Challenge a:
From the records, set down line for line the lines that begin with the line containing "comment-label: Commentaire : bbox=[30, 201, 109, 215]" and end with the line containing "comment-form-panel: Name : (obligatoire): David", with both of those lines included.

Whatever you choose to do, make sure the media are either notified - through a press release, usually - or that representatives of the media are there. The latter is always better, because then they can interview the honoree, talk or write about the issue, and generally convey more information.

The presence of the media serves a dual purpose: It lets the honoree know that her community service is important enough that the public should know about it, and can make her feel doubly appreciated (and perhaps doubly embarrassed as well). It also provides publicity for the work she's doing and for your organization.

Personalize

Try to make the recognition as personal as possible. If you have some sort of ceremony, tell anecdotes about the person himself, or stories that illustrate his dedication to his work. Include those he cares about - family, close friends, colleagues - as an integral part of the recognition. Do everything you can to make it clear that it is the person you are honoring, not just the work.

Give them something

What you give doesn't have to be big or expensive, but it should be something that will allow the honoree to remember the recognition, and know that she and what she did were appreciated.

Entries supplied:
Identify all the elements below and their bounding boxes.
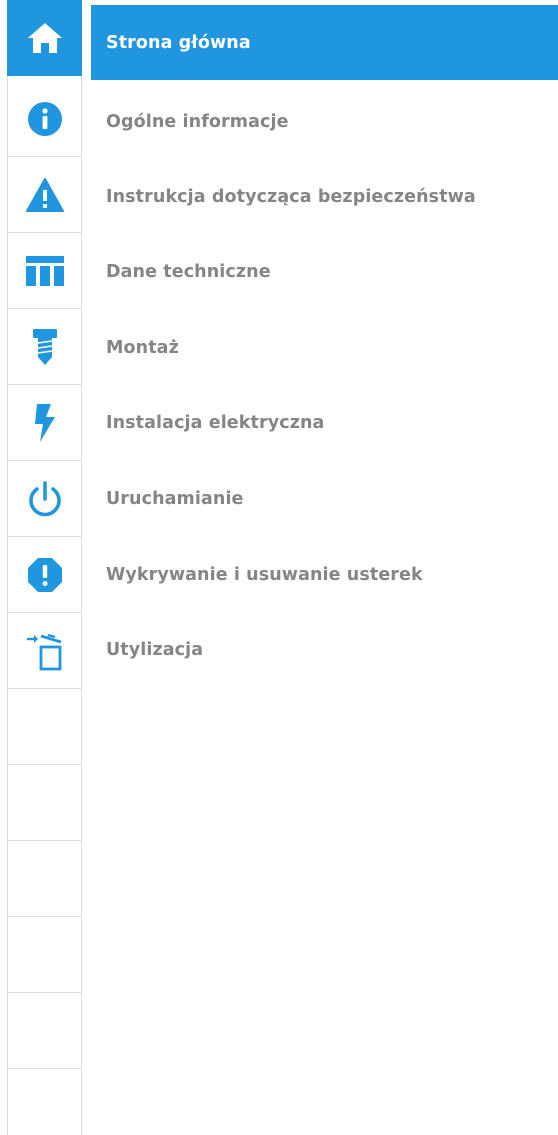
lightning-icon [34, 403, 55, 442]
rail-empty-cell [8, 917, 81, 993]
warning-triangle-icon [25, 177, 64, 212]
nav-item-electrical[interactable]: Instalacja elektryczna [91, 385, 558, 460]
rail-item-safety[interactable] [8, 157, 81, 233]
rail-empty-cell [8, 689, 81, 765]
disposal-bin-icon [26, 633, 61, 670]
rail-empty-cell [8, 993, 81, 1069]
rail-item-disposal[interactable] [8, 613, 81, 689]
nav-item-home[interactable]: Strona główna [91, 5, 558, 80]
rail-item-startup[interactable] [8, 461, 81, 537]
alert-octagon-icon [27, 557, 62, 592]
rail-item-home[interactable] [7, 0, 82, 76]
screw-icon [32, 328, 57, 365]
table-icon [25, 255, 64, 286]
home-icon [27, 22, 62, 53]
rail-item-technical-data[interactable] [8, 233, 81, 309]
nav-item-startup[interactable]: Uruchamianie [91, 461, 558, 536]
nav-item-safety[interactable]: Instrukcja dotycząca bezpieczeństwa [91, 159, 558, 234]
rail-item-mounting[interactable] [8, 309, 81, 385]
rail-empty-cell [8, 765, 81, 841]
icon-rail [7, 0, 82, 1135]
rail-item-electrical[interactable] [8, 385, 81, 461]
nav-item-mounting[interactable]: Montaż [91, 310, 558, 385]
nav-item-general-info[interactable]: Ogólne informacje [91, 84, 558, 159]
rail-item-general-info[interactable] [8, 81, 81, 157]
info-icon [27, 101, 62, 136]
rail-empty-cell [8, 841, 81, 917]
nav-item-troubleshooting[interactable]: Wykrywanie i usuwanie usterek [91, 537, 558, 612]
power-icon [28, 480, 61, 516]
nav-item-disposal[interactable]: Utylizacja [91, 612, 558, 687]
rail-item-troubleshooting[interactable] [8, 537, 81, 613]
nav-item-technical-data[interactable]: Dane techniczne [91, 234, 558, 309]
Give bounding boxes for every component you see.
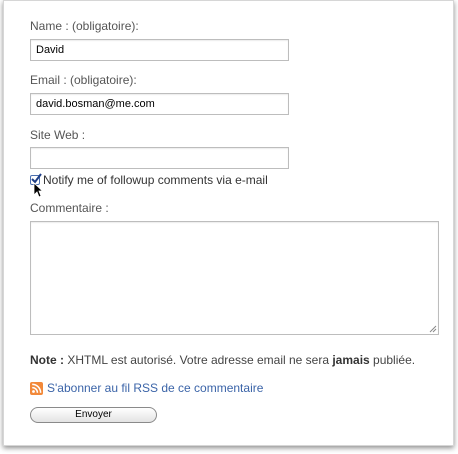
comment-label: Commentaire : bbox=[30, 201, 109, 215]
resize-grip-icon[interactable] bbox=[429, 325, 437, 333]
rss-icon[interactable] bbox=[30, 381, 43, 395]
comment-form-panel: Name : (obligatoire): David Email : (obl… bbox=[3, 0, 454, 446]
note-text: Note : XHTML est autorisé. Votre adresse… bbox=[30, 353, 415, 367]
name-label: Name : (obligatoire): bbox=[30, 19, 139, 33]
note-prefix: Note : bbox=[30, 353, 64, 367]
notify-label[interactable]: Notify me of followup comments via e-mai… bbox=[43, 173, 268, 187]
notify-row: Notify me of followup comments via e-mai… bbox=[30, 172, 268, 188]
website-label: Site Web : bbox=[30, 128, 86, 142]
rss-feed-glyph bbox=[32, 383, 42, 393]
mouse-cursor-icon bbox=[33, 182, 43, 198]
submit-button[interactable]: Envoyer bbox=[30, 407, 157, 423]
email-field[interactable]: david.bosman@me.com bbox=[30, 93, 289, 115]
note-text-before: XHTML est autorisé. Votre adresse email … bbox=[64, 353, 333, 367]
rss-subscribe: S'abonner au fil RSS de ce commentaire bbox=[30, 380, 263, 396]
email-label: Email : (obligatoire): bbox=[30, 73, 137, 87]
name-field[interactable]: David bbox=[30, 39, 289, 61]
note-emphasis: jamais bbox=[332, 353, 370, 367]
website-field[interactable] bbox=[30, 147, 289, 169]
rss-subscribe-link[interactable]: S'abonner au fil RSS de ce commentaire bbox=[47, 381, 263, 395]
note-text-after: publiée. bbox=[369, 353, 416, 367]
comment-textarea[interactable] bbox=[30, 221, 439, 335]
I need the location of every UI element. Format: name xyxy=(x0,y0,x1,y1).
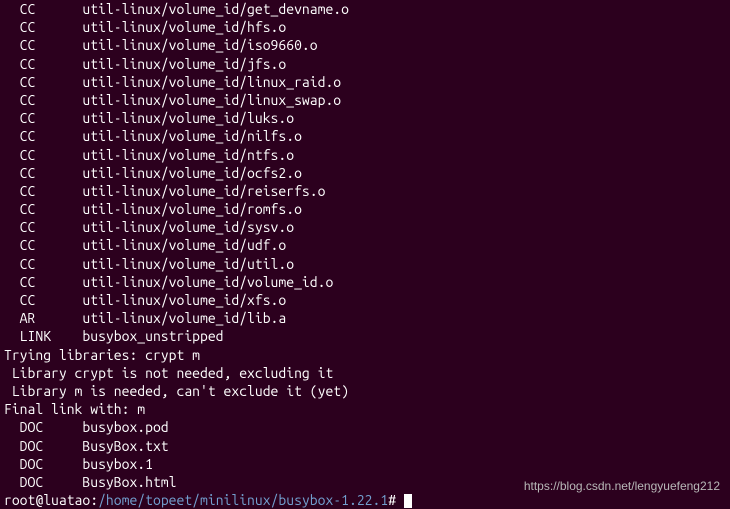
compile-line: CC util-linux/volume_id/romfs.o xyxy=(4,200,726,218)
compile-line: CC util-linux/volume_id/xfs.o xyxy=(4,291,726,309)
compile-line: CC util-linux/volume_id/linux_raid.o xyxy=(4,73,726,91)
doc-line: DOC BusyBox.txt xyxy=(4,437,726,455)
compile-line: CC util-linux/volume_id/ocfs2.o xyxy=(4,164,726,182)
cursor xyxy=(404,494,412,508)
message-line: Trying libraries: crypt m xyxy=(4,346,726,364)
compile-line: CC util-linux/volume_id/iso9660.o xyxy=(4,36,726,54)
prompt-path: /home/topeet/minilinux/busybox-1.22.1 xyxy=(98,492,388,508)
compile-line: CC util-linux/volume_id/jfs.o xyxy=(4,55,726,73)
compile-line: CC util-linux/volume_id/get_devname.o xyxy=(4,0,726,18)
compile-line: CC util-linux/volume_id/ntfs.o xyxy=(4,146,726,164)
message-line: Library crypt is not needed, excluding i… xyxy=(4,364,726,382)
compile-line: CC util-linux/volume_id/luks.o xyxy=(4,109,726,127)
compile-line: CC util-linux/volume_id/nilfs.o xyxy=(4,127,726,145)
message-line: Library m is needed, can't exclude it (y… xyxy=(4,382,726,400)
compile-line: CC util-linux/volume_id/sysv.o xyxy=(4,218,726,236)
compile-line: LINK busybox_unstripped xyxy=(4,327,726,345)
compile-line: CC util-linux/volume_id/hfs.o xyxy=(4,18,726,36)
prompt-separator: : xyxy=(90,492,98,508)
compile-line: AR util-linux/volume_id/lib.a xyxy=(4,309,726,327)
message-line: Final link with: m xyxy=(4,400,726,418)
terminal-output[interactable]: CC util-linux/volume_id/get_devname.o CC… xyxy=(0,0,730,509)
doc-line: DOC busybox.1 xyxy=(4,455,726,473)
prompt-symbol: # xyxy=(388,492,404,508)
watermark-text: https://blog.csdn.net/lengyuefeng212 xyxy=(524,479,720,495)
doc-line: DOC busybox.pod xyxy=(4,418,726,436)
compile-line: CC util-linux/volume_id/util.o xyxy=(4,255,726,273)
compile-line: CC util-linux/volume_id/volume_id.o xyxy=(4,273,726,291)
compile-line: CC util-linux/volume_id/udf.o xyxy=(4,236,726,254)
compile-line: CC util-linux/volume_id/reiserfs.o xyxy=(4,182,726,200)
compile-line: CC util-linux/volume_id/linux_swap.o xyxy=(4,91,726,109)
prompt-user-host: root@luatao xyxy=(4,492,90,508)
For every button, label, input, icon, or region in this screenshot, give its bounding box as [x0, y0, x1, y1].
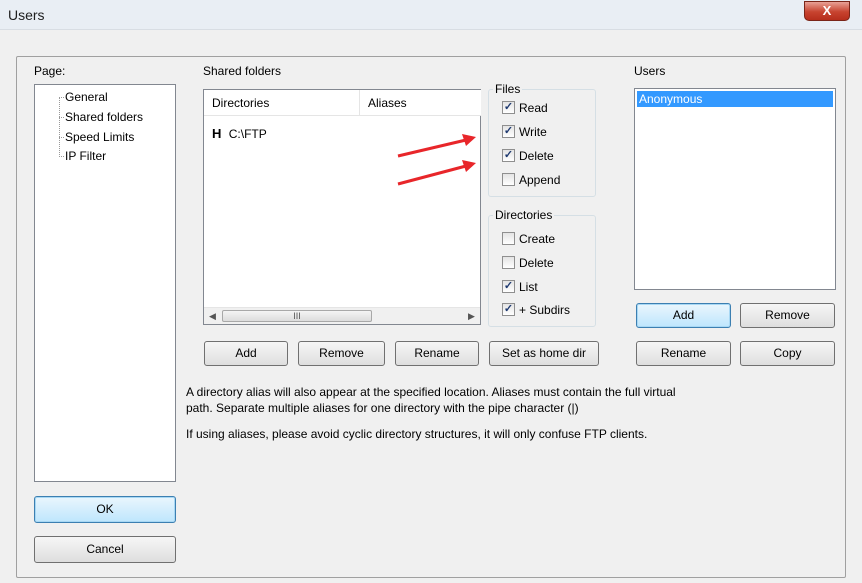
arrow-head-icon [462, 134, 476, 146]
tree-item-shared-folders[interactable]: Shared folders [65, 110, 143, 124]
dirs-delete-checkbox[interactable]: Delete [502, 256, 554, 272]
grip-icon: III [293, 311, 301, 321]
tree-item-speed-limits[interactable]: Speed Limits [65, 130, 134, 144]
page-tree[interactable]: General Shared folders Speed Limits IP F… [34, 84, 176, 482]
tree-connector [59, 97, 64, 98]
home-dir-flag: H [212, 126, 222, 141]
page-label: Page: [34, 64, 66, 78]
checkbox-icon [502, 173, 515, 187]
files-group-label: Files [493, 82, 523, 96]
user-item[interactable]: Anonymous [637, 91, 833, 107]
scrollbar-thumb[interactable]: III [222, 310, 372, 322]
checkbox-label: Delete [519, 149, 554, 163]
tree-connector [59, 156, 64, 157]
files-read-checkbox[interactable]: ✓ Read [502, 101, 548, 117]
scroll-right-icon[interactable]: ▶ [463, 308, 480, 324]
alias-info-line-3: If using aliases, please avoid cyclic di… [186, 427, 648, 441]
checkbox-label: Write [519, 125, 547, 139]
directory-row[interactable]: H C:\FTP [212, 126, 267, 141]
alias-info-line-2: path. Separate multiple aliases for one … [186, 401, 579, 415]
title-bar: Users X [0, 0, 862, 30]
users-list[interactable]: Anonymous [634, 88, 836, 290]
column-header-aliases[interactable]: Aliases [360, 90, 481, 116]
dirs-list-checkbox[interactable]: ✓ List [502, 280, 538, 296]
user-rename-button[interactable]: Rename [636, 341, 731, 366]
checkbox-icon: ✓ [502, 101, 515, 115]
alias-info-line-1: A directory alias will also appear at th… [186, 385, 676, 399]
checkbox-icon: ✓ [502, 125, 515, 139]
directories-group-label: Directories [493, 208, 555, 222]
dirs-subdirs-checkbox[interactable]: ✓ + Subdirs [502, 303, 570, 319]
user-copy-button[interactable]: Copy [740, 341, 835, 366]
checkbox-label: List [519, 280, 538, 294]
column-header-directories[interactable]: Directories [204, 90, 360, 116]
close-icon: X [822, 3, 832, 18]
checkbox-icon [502, 232, 515, 246]
checkbox-icon: ✓ [502, 303, 515, 317]
cancel-button[interactable]: Cancel [34, 536, 176, 563]
close-button[interactable]: X [804, 1, 850, 21]
shared-folders-list[interactable]: Directories Aliases H C:\FTP ◀ III ▶ [203, 89, 481, 325]
folder-rename-button[interactable]: Rename [395, 341, 479, 366]
annotation-arrow-1 [397, 138, 467, 158]
tree-item-ip-filter[interactable]: IP Filter [65, 149, 106, 163]
tree-connector [59, 117, 64, 118]
window-title: Users [8, 7, 45, 23]
dirs-create-checkbox[interactable]: Create [502, 232, 555, 248]
set-home-dir-button[interactable]: Set as home dir [489, 341, 599, 366]
checkbox-label: Append [519, 173, 561, 187]
user-add-button[interactable]: Add [636, 303, 731, 328]
files-delete-checkbox[interactable]: ✓ Delete [502, 149, 554, 165]
checkbox-icon: ✓ [502, 280, 515, 294]
directory-path: C:\FTP [228, 127, 267, 141]
checkbox-icon: ✓ [502, 149, 515, 163]
folder-add-button[interactable]: Add [204, 341, 288, 366]
folder-remove-button[interactable]: Remove [298, 341, 385, 366]
checkbox-label: Create [519, 232, 556, 246]
checkbox-label: + Subdirs [519, 303, 571, 317]
tree-connector [59, 137, 64, 138]
annotation-arrows [397, 134, 476, 186]
checkbox-icon [502, 256, 515, 270]
checkbox-label: Delete [519, 256, 554, 270]
annotation-arrow-2 [397, 164, 467, 186]
tree-connector [59, 97, 60, 157]
users-label: Users [634, 64, 666, 78]
tree-item-general[interactable]: General [65, 90, 108, 104]
arrow-head-icon [462, 160, 476, 172]
scroll-left-icon[interactable]: ◀ [204, 308, 221, 324]
horizontal-scrollbar[interactable]: ◀ III ▶ [204, 307, 480, 324]
files-write-checkbox[interactable]: ✓ Write [502, 125, 547, 141]
user-remove-button[interactable]: Remove [740, 303, 835, 328]
files-append-checkbox[interactable]: Append [502, 173, 560, 189]
checkbox-label: Read [519, 101, 548, 115]
shared-folders-label: Shared folders [203, 64, 282, 78]
ok-button[interactable]: OK [34, 496, 176, 523]
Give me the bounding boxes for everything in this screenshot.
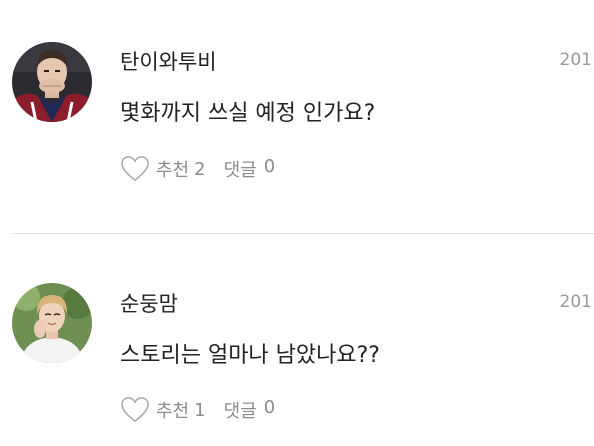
comment-item: 순둥맘 201 스토리는 얼마나 남았나요?? 추천 1 댓글 0: [0, 241, 594, 441]
reply-button[interactable]: 댓글 0: [224, 156, 276, 182]
reply-label: 댓글: [223, 160, 257, 181]
reply-count: 0: [263, 397, 276, 418]
reply-count: 0: [263, 156, 276, 177]
reply-label: 댓글: [223, 401, 257, 422]
comment-actions: 추천 1 댓글 0: [120, 396, 275, 424]
reply-button[interactable]: 댓글 0: [224, 397, 276, 423]
avatar[interactable]: [12, 42, 92, 122]
like-count: 1: [194, 399, 206, 421]
comment-author[interactable]: 순둥맘: [120, 288, 178, 318]
comment-author[interactable]: 탄이와투비: [120, 46, 217, 76]
heart-outline-icon: [121, 397, 149, 423]
comment-date: 201: [559, 292, 592, 312]
heart-outline-icon: [121, 156, 149, 182]
like-count: 2: [194, 158, 206, 180]
comment-actions: 추천 2 댓글 0: [120, 155, 275, 183]
comment-item: 탄이와투비 201 몇화까지 쓰실 예정 인가요? 추천 2 댓글 0: [0, 0, 594, 200]
avatar[interactable]: [12, 283, 92, 363]
like-label: 추천: [156, 401, 190, 422]
like-button[interactable]: 추천 2: [120, 155, 206, 183]
comment-text: 몇화까지 쓰실 예정 인가요?: [120, 101, 376, 126]
comment-date: 201: [559, 50, 592, 70]
like-label: 추천: [156, 160, 190, 181]
comment-divider: [12, 233, 594, 234]
comment-text: 스토리는 얼마나 남았나요??: [120, 343, 380, 368]
like-button[interactable]: 추천 1: [120, 396, 206, 424]
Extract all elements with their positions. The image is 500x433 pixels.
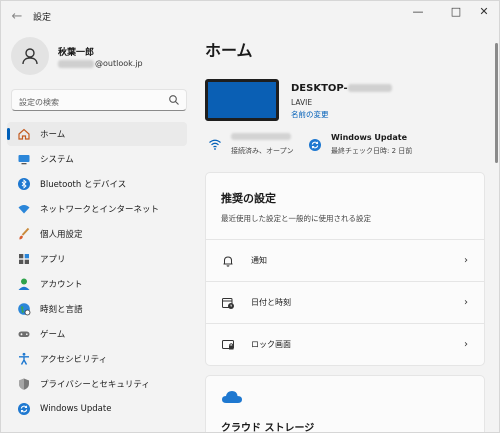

Challenge b:
List every kind of person the excerpt on recognition says to include as an integral part of the recognition.

Written answer a:
comment-label: Commentaire : bbox=[30, 201, 109, 215]
resize-grip-icon[interactable] bbox=[429, 325, 437, 333]
rss-icon[interactable] bbox=[30, 381, 43, 395]
comment-form-panel: Name : (obligatoire): David Email : (obl… bbox=[3, 0, 454, 446]

Written answer b:
- family
- close friends
- colleagues